Task goal →
Find each line containing the string "this". Copy it.
───
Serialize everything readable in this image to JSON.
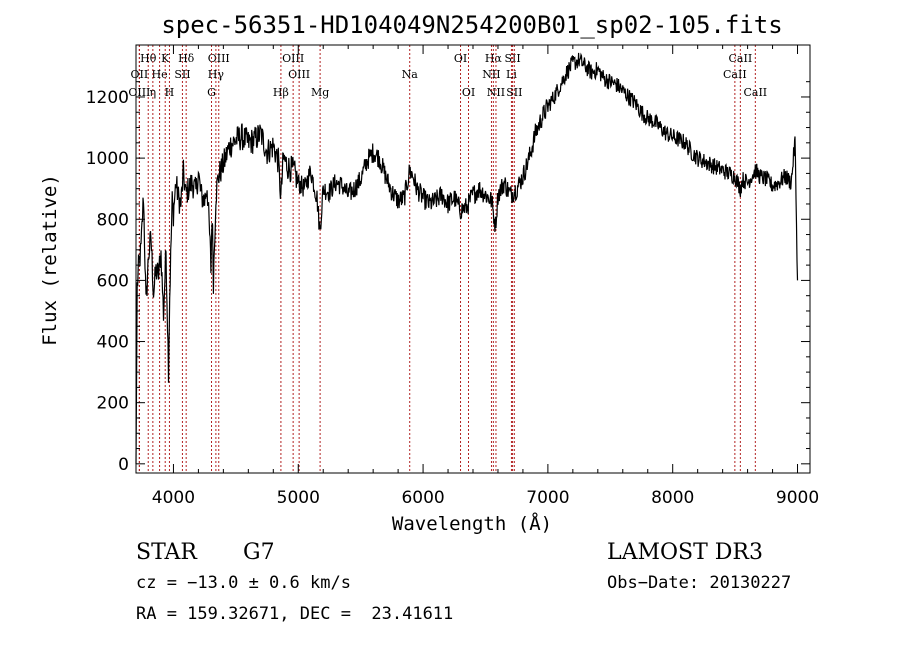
{
  "chart_data": {
    "type": "line",
    "title": "spec-56351-HD104049N254200B01_sp02-105.fits",
    "xlabel": "Wavelength (Å)",
    "ylabel": "Flux (relative)",
    "xlim": [
      3700,
      9100
    ],
    "ylim": [
      -30,
      1370
    ],
    "grid": false,
    "x_ticks": [
      "4000",
      "5000",
      "6000",
      "7000",
      "8000",
      "9000"
    ],
    "y_ticks": [
      "0",
      "200",
      "400",
      "600",
      "800",
      "1000",
      "1200"
    ],
    "series": [
      {
        "x": [
          3700,
          3710,
          3720,
          3740,
          3760,
          3780,
          3800,
          3820,
          3840,
          3860,
          3880,
          3900,
          3920,
          3940,
          3960,
          3970,
          3990,
          4000,
          4020,
          4040,
          4060,
          4080,
          4100,
          4120,
          4150,
          4180,
          4200,
          4220,
          4250,
          4270,
          4290,
          4300,
          4310,
          4320,
          4340,
          4360,
          4400,
          4450,
          4500,
          4550,
          4600,
          4650,
          4700,
          4750,
          4800,
          4840,
          4861,
          4880,
          4920,
          4960,
          5000,
          5050,
          5100,
          5150,
          5173,
          5200,
          5250,
          5300,
          5350,
          5400,
          5450,
          5500,
          5550,
          5600,
          5650,
          5700,
          5750,
          5800,
          5850,
          5893,
          5920,
          5950,
          6000,
          6050,
          6100,
          6150,
          6200,
          6250,
          6300,
          6350,
          6400,
          6450,
          6500,
          6550,
          6563,
          6580,
          6600,
          6650,
          6700,
          6750,
          6800,
          6850,
          6900,
          6950,
          7000,
          7050,
          7100,
          7150,
          7200,
          7250,
          7300,
          7350,
          7400,
          7450,
          7500,
          7550,
          7600,
          7650,
          7700,
          7750,
          7800,
          7850,
          7900,
          7950,
          8000,
          8050,
          8100,
          8150,
          8200,
          8250,
          8300,
          8350,
          8400,
          8450,
          8500,
          8542,
          8560,
          8600,
          8662,
          8700,
          8750,
          8800,
          8850,
          8900,
          8950,
          8980,
          9000
        ],
        "values": [
          0,
          580,
          640,
          700,
          880,
          520,
          680,
          740,
          560,
          630,
          620,
          690,
          490,
          700,
          310,
          550,
          860,
          820,
          920,
          870,
          850,
          950,
          880,
          900,
          920,
          890,
          950,
          880,
          860,
          910,
          750,
          640,
          820,
          600,
          880,
          940,
          980,
          1040,
          1060,
          1070,
          1050,
          1060,
          1080,
          1020,
          1040,
          990,
          870,
          1000,
          970,
          960,
          920,
          900,
          960,
          870,
          760,
          900,
          890,
          920,
          910,
          880,
          900,
          930,
          990,
          1020,
          1000,
          940,
          890,
          860,
          870,
          960,
          940,
          900,
          870,
          850,
          860,
          880,
          850,
          870,
          830,
          840,
          880,
          900,
          880,
          860,
          820,
          780,
          880,
          920,
          880,
          900,
          940,
          1000,
          1080,
          1130,
          1170,
          1200,
          1240,
          1280,
          1310,
          1320,
          1300,
          1280,
          1290,
          1260,
          1250,
          1240,
          1220,
          1200,
          1180,
          1150,
          1130,
          1120,
          1100,
          1080,
          1070,
          1060,
          1050,
          1020,
          1000,
          990,
          980,
          970,
          960,
          950,
          940,
          900,
          930,
          920,
          960,
          940,
          930,
          910,
          920,
          940,
          920,
          1060,
          600
        ]
      }
    ],
    "lines": [
      {
        "label": "Hθ",
        "x": 3798,
        "row": 1
      },
      {
        "label": "OII",
        "x": 3727,
        "row": 2
      },
      {
        "label": "OIII",
        "x": 3727,
        "row": 3
      },
      {
        "label": "He",
        "x": 3889,
        "row": 2
      },
      {
        "label": "η",
        "x": 3835,
        "row": 3
      },
      {
        "label": "K",
        "x": 3934,
        "row": 1
      },
      {
        "label": "SII",
        "x": 4072,
        "row": 2
      },
      {
        "label": "H",
        "x": 3968,
        "row": 3
      },
      {
        "label": "Hδ",
        "x": 4102,
        "row": 1
      },
      {
        "label": "OIII",
        "x": 4363,
        "row": 1
      },
      {
        "label": "Hγ",
        "x": 4340,
        "row": 2
      },
      {
        "label": "G",
        "x": 4305,
        "row": 3
      },
      {
        "label": "Hβ",
        "x": 4861,
        "row": 3
      },
      {
        "label": "OIII",
        "x": 4959,
        "row": 1
      },
      {
        "label": "OIII",
        "x": 5007,
        "row": 2
      },
      {
        "label": "Mg",
        "x": 5175,
        "row": 3
      },
      {
        "label": "Na",
        "x": 5893,
        "row": 2
      },
      {
        "label": "OI",
        "x": 6300,
        "row": 1
      },
      {
        "label": "OI",
        "x": 6364,
        "row": 3
      },
      {
        "label": "Hα",
        "x": 6563,
        "row": 1
      },
      {
        "label": "SII",
        "x": 6717,
        "row": 1
      },
      {
        "label": "NII",
        "x": 6548,
        "row": 2
      },
      {
        "label": "Li",
        "x": 6708,
        "row": 2
      },
      {
        "label": "NII",
        "x": 6584,
        "row": 3
      },
      {
        "label": "SII",
        "x": 6731,
        "row": 3
      },
      {
        "label": "CaII",
        "x": 8542,
        "row": 1
      },
      {
        "label": "CaII",
        "x": 8498,
        "row": 2
      },
      {
        "label": "CaII",
        "x": 8662,
        "row": 3
      }
    ]
  },
  "info": {
    "object_class": "STAR",
    "subclass": "G7",
    "survey": "LAMOST DR3",
    "cz": "cz = −13.0 ± 0.6 km/s",
    "obs_date": "Obs−Date: 20130227",
    "coords": "RA = 159.32671, DEC =  23.41611"
  }
}
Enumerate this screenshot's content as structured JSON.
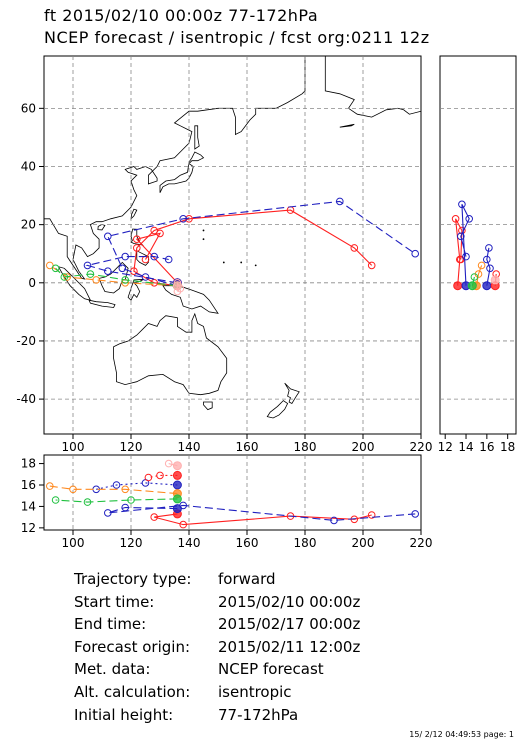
{
  "header": {
    "line1": "ft 2015/02/10 00:00z  77-172hPa",
    "line2": "NCEP forecast / isentropic / fcst org:0211 12z"
  },
  "info": [
    {
      "label": "Trajectory type:",
      "value": "forward"
    },
    {
      "label": "Start time:",
      "value": "2015/02/10 00:00z"
    },
    {
      "label": "End time:",
      "value": "2015/02/17 00:00z"
    },
    {
      "label": "Forecast origin:",
      "value": "2015/02/11 12:00z"
    },
    {
      "label": "Met. data:",
      "value": "NCEP forecast"
    },
    {
      "label": "Alt. calculation:",
      "value": "isentropic"
    },
    {
      "label": "Initial height:",
      "value": "77-172hPa"
    }
  ],
  "footer": {
    "stamp": "15/ 2/12 04:49:53 page: 1"
  },
  "colors": {
    "red": "#ff2020",
    "blue": "#2020c0",
    "orange": "#ff8a20",
    "green": "#20c040",
    "pink": "#ffb0b0",
    "grid": "#888888"
  },
  "chart_data": [
    {
      "type": "scatter",
      "panel": "map",
      "x_ticks": [
        100,
        120,
        140,
        160,
        180,
        200,
        220
      ],
      "y_ticks": [
        60,
        40,
        20,
        0,
        -20,
        -40
      ],
      "xlim": [
        90,
        220
      ],
      "ylim": [
        -52,
        78
      ],
      "grid": true,
      "series": [
        {
          "color": "red",
          "style": "solid",
          "points": [
            [
              136,
              -1
            ],
            [
              128,
              0
            ],
            [
              121,
              4
            ],
            [
              122,
              12
            ],
            [
              128,
              18
            ],
            [
              140,
              22
            ],
            [
              175,
              25
            ],
            [
              197,
              12
            ],
            [
              203,
              6
            ]
          ]
        },
        {
          "color": "red",
          "style": "solid",
          "points": [
            [
              136,
              0
            ],
            [
              122,
              15
            ],
            [
              130,
              17
            ],
            [
              125,
              8
            ]
          ]
        },
        {
          "color": "blue",
          "style": "dashed",
          "points": [
            [
              136,
              -1
            ],
            [
              125,
              2
            ],
            [
              117,
              5
            ],
            [
              112,
              16
            ],
            [
              138,
              22
            ],
            [
              192,
              28
            ],
            [
              218,
              10
            ]
          ]
        },
        {
          "color": "blue",
          "style": "dashed",
          "points": [
            [
              136,
              0
            ],
            [
              112,
              4
            ],
            [
              105,
              6
            ],
            [
              118,
              9
            ],
            [
              128,
              9
            ],
            [
              133,
              8
            ]
          ]
        },
        {
          "color": "orange",
          "style": "dashed",
          "points": [
            [
              136,
              -1
            ],
            [
              118,
              0
            ],
            [
              108,
              1
            ],
            [
              98,
              2
            ],
            [
              92,
              6
            ]
          ]
        },
        {
          "color": "green",
          "style": "dashed",
          "points": [
            [
              136,
              -1
            ],
            [
              118,
              1
            ],
            [
              106,
              3
            ],
            [
              97,
              2
            ],
            [
              94,
              5
            ]
          ]
        },
        {
          "color": "pink",
          "style": "solid",
          "points": [
            [
              136,
              -1
            ],
            [
              136,
              0
            ],
            [
              137,
              -2
            ],
            [
              136,
              -3
            ]
          ]
        }
      ]
    },
    {
      "type": "scatter",
      "panel": "right-side",
      "x_ticks": [
        12,
        14,
        16,
        18
      ],
      "xlim": [
        11.5,
        18.8
      ],
      "ylim": [
        -52,
        78
      ],
      "series": [
        {
          "color": "red",
          "points": [
            [
              13.2,
              -1
            ],
            [
              13.4,
              8
            ],
            [
              13.0,
              22
            ],
            [
              13.6,
              18
            ],
            [
              13.5,
              8
            ]
          ]
        },
        {
          "color": "blue",
          "points": [
            [
              14.0,
              -1
            ],
            [
              13.6,
              27
            ],
            [
              14.3,
              22
            ],
            [
              13.5,
              16
            ],
            [
              14.0,
              9
            ]
          ]
        },
        {
          "color": "orange",
          "points": [
            [
              15.0,
              -1
            ],
            [
              15.2,
              3
            ],
            [
              15.5,
              6
            ]
          ]
        },
        {
          "color": "green",
          "points": [
            [
              14.6,
              -1
            ],
            [
              14.8,
              2
            ]
          ]
        },
        {
          "color": "blue",
          "points": [
            [
              16.0,
              -1
            ],
            [
              16.3,
              5
            ],
            [
              16.0,
              8
            ],
            [
              16.2,
              12
            ]
          ]
        },
        {
          "color": "red",
          "points": [
            [
              16.8,
              -1
            ],
            [
              16.9,
              3
            ]
          ]
        },
        {
          "color": "pink",
          "points": [
            [
              16.8,
              1
            ]
          ]
        }
      ]
    },
    {
      "type": "scatter",
      "panel": "bottom",
      "x_ticks": [
        100,
        120,
        140,
        160,
        180,
        200,
        220
      ],
      "y_ticks": [
        18,
        16,
        14,
        12
      ],
      "xlim": [
        90,
        220
      ],
      "ylim": [
        11.8,
        18.8
      ],
      "series": [
        {
          "color": "red",
          "style": "solid",
          "points": [
            [
              136,
              13.3
            ],
            [
              128,
              13.0
            ],
            [
              138,
              12.3
            ],
            [
              175,
              13.1
            ],
            [
              197,
              12.8
            ],
            [
              203,
              13.2
            ]
          ]
        },
        {
          "color": "blue",
          "style": "dashed",
          "points": [
            [
              136,
              13.8
            ],
            [
              118,
              13.9
            ],
            [
              112,
              13.4
            ],
            [
              138,
              14.1
            ],
            [
              190,
              12.7
            ],
            [
              218,
              13.3
            ]
          ]
        },
        {
          "color": "blue",
          "style": "dotted",
          "points": [
            [
              136,
              16.0
            ],
            [
              125,
              16.2
            ],
            [
              115,
              16.0
            ],
            [
              108,
              15.6
            ]
          ]
        },
        {
          "color": "orange",
          "style": "dashed",
          "points": [
            [
              136,
              15.2
            ],
            [
              118,
              15.6
            ],
            [
              100,
              15.6
            ],
            [
              92,
              15.9
            ]
          ]
        },
        {
          "color": "green",
          "style": "dashed",
          "points": [
            [
              136,
              14.7
            ],
            [
              120,
              14.6
            ],
            [
              105,
              14.4
            ],
            [
              94,
              14.6
            ]
          ]
        },
        {
          "color": "red",
          "style": "dotted",
          "points": [
            [
              136,
              16.9
            ],
            [
              130,
              16.9
            ],
            [
              126,
              16.7
            ]
          ]
        },
        {
          "color": "pink",
          "style": "solid",
          "points": [
            [
              136,
              17.8
            ],
            [
              133,
              18.0
            ]
          ]
        }
      ]
    }
  ]
}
───
Response below →
Serialize everything readable in this image to JSON.
Enumerate this screenshot's content as structured JSON.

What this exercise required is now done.